- TO DO -
Copy out the records precisely, omitting pictures.

- ENTRIES PROVIDED -
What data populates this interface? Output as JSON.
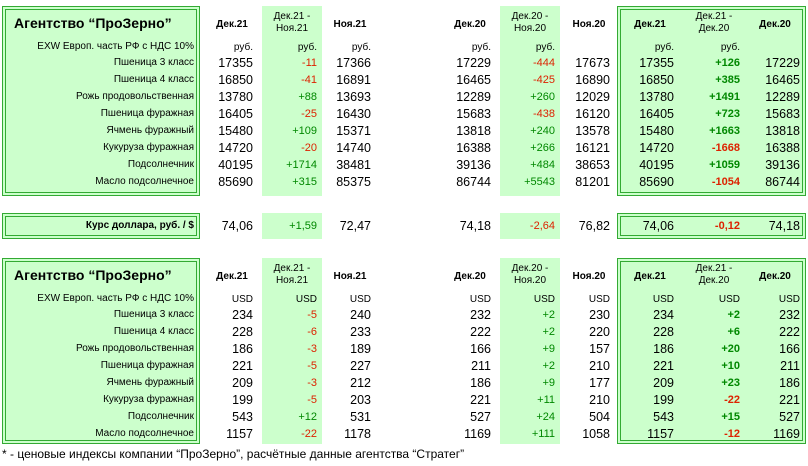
{
  "columns": {
    "dec21": "Дек.21",
    "mom_l1": "Дек.21 -",
    "mom_l2": "Ноя.21",
    "nov21": "Ноя.21",
    "dec20": "Дек.20",
    "prev_mom_l1": "Дек.20 -",
    "prev_mom_l2": "Ноя.20",
    "nov20": "Ноя.20",
    "yoy_l1": "Дек.21 -",
    "yoy_l2": "Дек.20"
  },
  "rub_block": {
    "title": "Агентство “ПроЗерно”",
    "subtitle": "EXW Европ. часть РФ с НДС 10%",
    "unit": "руб.",
    "rows": [
      {
        "name": "Пшеница 3 класс",
        "dec21": "17355",
        "mom": "-11",
        "nov21": "17366",
        "dec20": "17229",
        "pmom": "-444",
        "nov20": "17673",
        "yoy": "+126"
      },
      {
        "name": "Пшеница 4 класс",
        "dec21": "16850",
        "mom": "-41",
        "nov21": "16891",
        "dec20": "16465",
        "pmom": "-425",
        "nov20": "16890",
        "yoy": "+385"
      },
      {
        "name": "Рожь продовольственная",
        "dec21": "13780",
        "mom": "+88",
        "nov21": "13693",
        "dec20": "12289",
        "pmom": "+260",
        "nov20": "12029",
        "yoy": "+1491"
      },
      {
        "name": "Пшеница фуражная",
        "dec21": "16405",
        "mom": "-25",
        "nov21": "16430",
        "dec20": "15683",
        "pmom": "-438",
        "nov20": "16120",
        "yoy": "+723"
      },
      {
        "name": "Ячмень фуражный",
        "dec21": "15480",
        "mom": "+109",
        "nov21": "15371",
        "dec20": "13818",
        "pmom": "+240",
        "nov20": "13578",
        "yoy": "+1663"
      },
      {
        "name": "Кукуруза фуражная",
        "dec21": "14720",
        "mom": "-20",
        "nov21": "14740",
        "dec20": "16388",
        "pmom": "+266",
        "nov20": "16121",
        "yoy": "-1668"
      },
      {
        "name": "Подсолнечник",
        "dec21": "40195",
        "mom": "+1714",
        "nov21": "38481",
        "dec20": "39136",
        "pmom": "+484",
        "nov20": "38653",
        "yoy": "+1059"
      },
      {
        "name": "Масло подсолнечное",
        "dec21": "85690",
        "mom": "+315",
        "nov21": "85375",
        "dec20": "86744",
        "pmom": "+5543",
        "nov20": "81201",
        "yoy": "-1054"
      }
    ]
  },
  "fx": {
    "label": "Курс доллара, руб.  / $",
    "dec21": "74,06",
    "mom": "+1,59",
    "nov21": "72,47",
    "dec20": "74,18",
    "pmom": "-2,64",
    "nov20": "76,82",
    "yoy": "-0,12"
  },
  "usd_block": {
    "title": "Агентство “ПроЗерно”",
    "subtitle": "EXW Европ. часть РФ с НДС 10%",
    "unit": "USD",
    "rows": [
      {
        "name": "Пшеница 3 класс",
        "dec21": "234",
        "mom": "-5",
        "nov21": "240",
        "dec20": "232",
        "pmom": "+2",
        "nov20": "230",
        "yoy": "+2"
      },
      {
        "name": "Пшеница 4 класс",
        "dec21": "228",
        "mom": "-6",
        "nov21": "233",
        "dec20": "222",
        "pmom": "+2",
        "nov20": "220",
        "yoy": "+6"
      },
      {
        "name": "Рожь продовольственная",
        "dec21": "186",
        "mom": "-3",
        "nov21": "189",
        "dec20": "166",
        "pmom": "+9",
        "nov20": "157",
        "yoy": "+20"
      },
      {
        "name": "Пшеница фуражная",
        "dec21": "221",
        "mom": "-5",
        "nov21": "227",
        "dec20": "211",
        "pmom": "+2",
        "nov20": "210",
        "yoy": "+10"
      },
      {
        "name": "Ячмень фуражный",
        "dec21": "209",
        "mom": "-3",
        "nov21": "212",
        "dec20": "186",
        "pmom": "+9",
        "nov20": "177",
        "yoy": "+23"
      },
      {
        "name": "Кукуруза фуражная",
        "dec21": "199",
        "mom": "-5",
        "nov21": "203",
        "dec20": "221",
        "pmom": "+11",
        "nov20": "210",
        "yoy": "-22"
      },
      {
        "name": "Подсолнечник",
        "dec21": "543",
        "mom": "+12",
        "nov21": "531",
        "dec20": "527",
        "pmom": "+24",
        "nov20": "504",
        "yoy": "+15"
      },
      {
        "name": "Масло подсолнечное",
        "dec21": "1157",
        "mom": "-22",
        "nov21": "1178",
        "dec20": "1169",
        "pmom": "+111",
        "nov20": "1058",
        "yoy": "-12"
      }
    ]
  },
  "footnote": "* - ценовые индексы компании “ПроЗерно”, расчётные данные агентства “Стратег”",
  "colors": {
    "green_bg": "#ccffcc",
    "border": "#33aa33",
    "positive": "#008800",
    "negative": "#dd2200"
  }
}
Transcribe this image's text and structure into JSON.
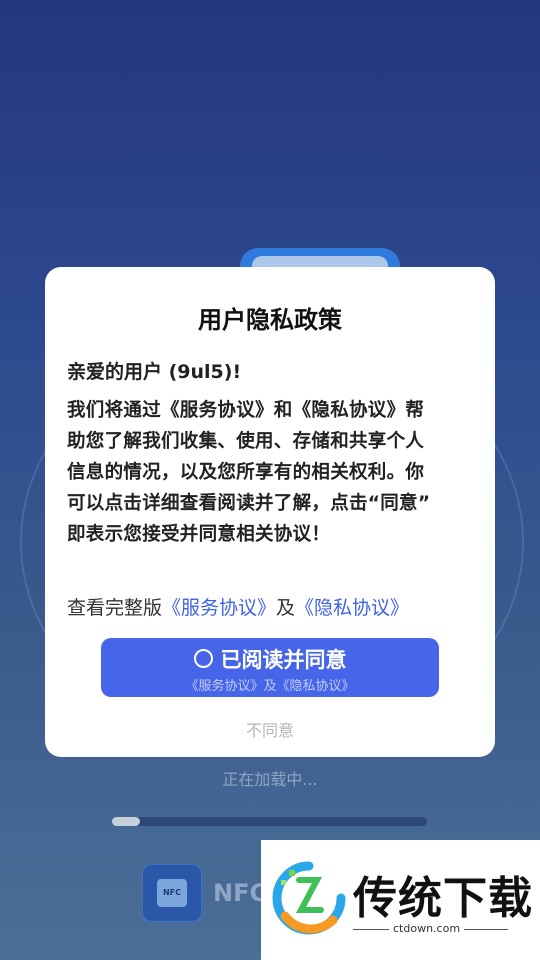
{
  "dialog": {
    "title": "用户隐私政策",
    "greeting": "亲爱的用户 (9ul5)!",
    "body_lines": [
      "我们将通过《服务协议》和《隐私协议》帮",
      "助您了解我们收集、使用、存储和共享个人",
      "信息的情况，以及您所享有的相关权利。你",
      "可以点击详细查看阅读并了解，点击“同意”",
      "即表示您接受并同意相关协议！"
    ],
    "links_prefix": "查看完整版",
    "link_service": "《服务协议》",
    "links_and": "及",
    "link_privacy": "《隐私协议》",
    "agree_label": "已阅读并同意",
    "agree_sub": "《服务协议》及《隐私协议》",
    "disagree_label": "不同意"
  },
  "loading": {
    "text": "正在加载中...",
    "progress": 0.09
  },
  "app": {
    "icon_label": "NFC",
    "name": "NFC"
  },
  "watermark": {
    "text": "传统下载",
    "url": "ctdown.com"
  },
  "colors": {
    "accent": "#4665e8",
    "link": "#3f63e6"
  }
}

- THE RESULT -
What data populates this interface? Output as JSON.
{
  "columns": {
    "dec21": "Дек.21",
    "mom_l1": "Дек.21 -",
    "mom_l2": "Ноя.21",
    "nov21": "Ноя.21",
    "dec20": "Дек.20",
    "prev_mom_l1": "Дек.20 -",
    "prev_mom_l2": "Ноя.20",
    "nov20": "Ноя.20",
    "yoy_l1": "Дек.21 -",
    "yoy_l2": "Дек.20"
  },
  "rub_block": {
    "title": "Агентство “ПроЗерно”",
    "subtitle": "EXW Европ. часть РФ с НДС 10%",
    "unit": "руб.",
    "rows": [
      {
        "name": "Пшеница 3 класс",
        "dec21": "17355",
        "mom": "-11",
        "nov21": "17366",
        "dec20": "17229",
        "pmom": "-444",
        "nov20": "17673",
        "yoy": "+126"
      },
      {
        "name": "Пшеница 4 класс",
        "dec21": "16850",
        "mom": "-41",
        "nov21": "16891",
        "dec20": "16465",
        "pmom": "-425",
        "nov20": "16890",
        "yoy": "+385"
      },
      {
        "name": "Рожь продовольственная",
        "dec21": "13780",
        "mom": "+88",
        "nov21": "13693",
        "dec20": "12289",
        "pmom": "+260",
        "nov20": "12029",
        "yoy": "+1491"
      },
      {
        "name": "Пшеница фуражная",
        "dec21": "16405",
        "mom": "-25",
        "nov21": "16430",
        "dec20": "15683",
        "pmom": "-438",
        "nov20": "16120",
        "yoy": "+723"
      },
      {
        "name": "Ячмень фуражный",
        "dec21": "15480",
        "mom": "+109",
        "nov21": "15371",
        "dec20": "13818",
        "pmom": "+240",
        "nov20": "13578",
        "yoy": "+1663"
      },
      {
        "name": "Кукуруза фуражная",
        "dec21": "14720",
        "mom": "-20",
        "nov21": "14740",
        "dec20": "16388",
        "pmom": "+266",
        "nov20": "16121",
        "yoy": "-1668"
      },
      {
        "name": "Подсолнечник",
        "dec21": "40195",
        "mom": "+1714",
        "nov21": "38481",
        "dec20": "39136",
        "pmom": "+484",
        "nov20": "38653",
        "yoy": "+1059"
      },
      {
        "name": "Масло подсолнечное",
        "dec21": "85690",
        "mom": "+315",
        "nov21": "85375",
        "dec20": "86744",
        "pmom": "+5543",
        "nov20": "81201",
        "yoy": "-1054"
      }
    ]
  },
  "fx": {
    "label": "Курс доллара, руб.  / $",
    "dec21": "74,06",
    "mom": "+1,59",
    "nov21": "72,47",
    "dec20": "74,18",
    "pmom": "-2,64",
    "nov20": "76,82",
    "yoy": "-0,12"
  },
  "usd_block": {
    "title": "Агентство “ПроЗерно”",
    "subtitle": "EXW Европ. часть РФ с НДС 10%",
    "unit": "USD",
    "rows": [
      {
        "name": "Пшеница 3 класс",
        "dec21": "234",
        "mom": "-5",
        "nov21": "240",
        "dec20": "232",
        "pmom": "+2",
        "nov20": "230",
        "yoy": "+2"
      },
      {
        "name": "Пшеница 4 класс",
        "dec21": "228",
        "mom": "-6",
        "nov21": "233",
        "dec20": "222",
        "pmom": "+2",
        "nov20": "220",
        "yoy": "+6"
      },
      {
        "name": "Рожь продовольственная",
        "dec21": "186",
        "mom": "-3",
        "nov21": "189",
        "dec20": "166",
        "pmom": "+9",
        "nov20": "157",
        "yoy": "+20"
      },
      {
        "name": "Пшеница фуражная",
        "dec21": "221",
        "mom": "-5",
        "nov21": "227",
        "dec20": "211",
        "pmom": "+2",
        "nov20": "210",
        "yoy": "+10"
      },
      {
        "name": "Ячмень фуражный",
        "dec21": "209",
        "mom": "-3",
        "nov21": "212",
        "dec20": "186",
        "pmom": "+9",
        "nov20": "177",
        "yoy": "+23"
      },
      {
        "name": "Кукуруза фуражная",
        "dec21": "199",
        "mom": "-5",
        "nov21": "203",
        "dec20": "221",
        "pmom": "+11",
        "nov20": "210",
        "yoy": "-22"
      },
      {
        "name": "Подсолнечник",
        "dec21": "543",
        "mom": "+12",
        "nov21": "531",
        "dec20": "527",
        "pmom": "+24",
        "nov20": "504",
        "yoy": "+15"
      },
      {
        "name": "Масло подсолнечное",
        "dec21": "1157",
        "mom": "-22",
        "nov21": "1178",
        "dec20": "1169",
        "pmom": "+111",
        "nov20": "1058",
        "yoy": "-12"
      }
    ]
  },
  "footnote": "* - ценовые индексы компании “ПроЗерно”, расчётные данные агентства “Стратег”",
  "colors": {
    "green_bg": "#ccffcc",
    "border": "#33aa33",
    "positive": "#008800",
    "negative": "#dd2200"
  }
}
Transcribe this image's text and structure into JSON.
{
  "dialog": {
    "title": "用户隐私政策",
    "greeting": "亲爱的用户 (9ul5)!",
    "body_lines": [
      "我们将通过《服务协议》和《隐私协议》帮",
      "助您了解我们收集、使用、存储和共享个人",
      "信息的情况，以及您所享有的相关权利。你",
      "可以点击详细查看阅读并了解，点击“同意”",
      "即表示您接受并同意相关协议！"
    ],
    "links_prefix": "查看完整版",
    "link_service": "《服务协议》",
    "links_and": "及",
    "link_privacy": "《隐私协议》",
    "agree_label": "已阅读并同意",
    "agree_sub": "《服务协议》及《隐私协议》",
    "disagree_label": "不同意"
  },
  "loading": {
    "text": "正在加载中...",
    "progress": 0.09
  },
  "app": {
    "icon_label": "NFC",
    "name": "NFC"
  },
  "watermark": {
    "text": "传统下载",
    "url": "ctdown.com"
  },
  "colors": {
    "accent": "#4665e8",
    "link": "#3f63e6"
  }
}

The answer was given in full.